Yang Harus Dikerjakan:
Ketik ulang bagian berita tentang protes warga di Mapolsek Cikedung dari "Desakan massa akhirnya" sampai "ke Polsek Cikedung." tanpa mengubah satu kata atau tanda baca pun.

Suaradermayu.com – Ratusan warga Desa Amis, Kecamatan Cikedung, Kabupaten Indramayu, menggeruduk Mapolsek Cikedung dalam aksi protes yang memanas. Warga kecewa dan geram karena seorang terduga pelaku pencurian yang mereka tangkap justru dilepaskan oleh pihak kepolisian.
Desakan massa akhirnya membuat pihak kepolisian buka suara. Kapolres Indramayu AKBP Ari Setyawan Wibowo melalui Kasat Reskrim Polres Indramayu, AKP Hillal Adi Imawan, membenarkan bahwa pelaku berinisial S telah diserahkan oleh warga ke Polsek Cikedung.
“Setibanya pelaku di kantor polisi, kami mengundang korban yang diduga menjadi sasaran pencurian. Namun, korban menyatakan tidak ingin membuat laporan polisi,” jelas AKP Hillal, Kamis (10/4/2025).
AKP Hillal menegaskan, tanpa adanya laporan resmi, kepolisian tidak memiliki dasar hukum untuk melakukan penahanan terhadap pelaku. Apalagi, korban pun telah menandatangani surat pernyataan enggan menempuh jalur hukum.
“Karena tidak ada laporan dan sudah ada pernyataan tertulis dari korban, maka kami tidak bisa melanjutkan proses hukum,” tegasnya.

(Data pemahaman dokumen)
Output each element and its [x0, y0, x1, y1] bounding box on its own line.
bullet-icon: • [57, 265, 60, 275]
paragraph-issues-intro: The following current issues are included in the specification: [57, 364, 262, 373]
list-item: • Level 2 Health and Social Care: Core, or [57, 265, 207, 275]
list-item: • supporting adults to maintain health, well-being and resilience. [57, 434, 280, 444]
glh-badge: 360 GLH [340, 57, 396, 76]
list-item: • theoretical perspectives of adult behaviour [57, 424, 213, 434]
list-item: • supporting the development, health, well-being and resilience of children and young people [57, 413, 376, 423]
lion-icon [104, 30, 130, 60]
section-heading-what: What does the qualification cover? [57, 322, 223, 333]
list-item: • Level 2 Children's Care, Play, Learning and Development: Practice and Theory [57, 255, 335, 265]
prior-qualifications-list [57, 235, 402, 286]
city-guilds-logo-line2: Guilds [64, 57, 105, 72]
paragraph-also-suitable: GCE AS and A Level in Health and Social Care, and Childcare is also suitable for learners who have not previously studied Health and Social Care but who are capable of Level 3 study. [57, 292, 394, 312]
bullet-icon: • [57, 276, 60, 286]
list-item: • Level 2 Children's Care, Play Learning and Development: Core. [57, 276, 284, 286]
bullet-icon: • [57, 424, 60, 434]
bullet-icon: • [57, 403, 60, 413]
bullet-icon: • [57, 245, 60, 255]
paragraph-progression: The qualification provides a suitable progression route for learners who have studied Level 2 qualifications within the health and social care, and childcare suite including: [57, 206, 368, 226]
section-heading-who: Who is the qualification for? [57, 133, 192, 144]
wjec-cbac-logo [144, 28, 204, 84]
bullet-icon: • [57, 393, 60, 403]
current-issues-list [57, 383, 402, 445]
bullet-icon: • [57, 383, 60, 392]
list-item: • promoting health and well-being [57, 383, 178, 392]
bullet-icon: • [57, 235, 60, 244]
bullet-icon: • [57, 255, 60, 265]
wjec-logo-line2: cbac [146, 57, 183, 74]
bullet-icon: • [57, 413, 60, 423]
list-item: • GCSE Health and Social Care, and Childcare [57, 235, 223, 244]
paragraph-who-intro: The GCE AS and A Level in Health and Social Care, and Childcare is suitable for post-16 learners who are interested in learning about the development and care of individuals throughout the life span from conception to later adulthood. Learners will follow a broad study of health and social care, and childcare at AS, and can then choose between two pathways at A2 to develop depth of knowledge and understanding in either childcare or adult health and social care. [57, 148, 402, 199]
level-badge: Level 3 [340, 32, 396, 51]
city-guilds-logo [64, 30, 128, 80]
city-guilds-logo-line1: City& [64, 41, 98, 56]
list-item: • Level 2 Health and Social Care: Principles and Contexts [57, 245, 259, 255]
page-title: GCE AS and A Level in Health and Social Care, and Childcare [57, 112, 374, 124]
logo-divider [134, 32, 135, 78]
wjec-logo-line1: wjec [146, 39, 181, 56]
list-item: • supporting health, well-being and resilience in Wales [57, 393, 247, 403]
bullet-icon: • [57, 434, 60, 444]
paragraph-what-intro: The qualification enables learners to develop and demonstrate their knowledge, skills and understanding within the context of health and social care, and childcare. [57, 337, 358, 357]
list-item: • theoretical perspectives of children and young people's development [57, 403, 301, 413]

Penyelesaian Latihan:
Desakan massa akhirnya membuat pihak kepolisian buka suara. Kapolres Indramayu AKBP Ari Setyawan Wibowo melalui Kasat Reskrim Polres Indramayu, AKP Hillal Adi Imawan, membenarkan bahwa pelaku berinisial S telah diserahkan oleh warga ke Polsek Cikedung.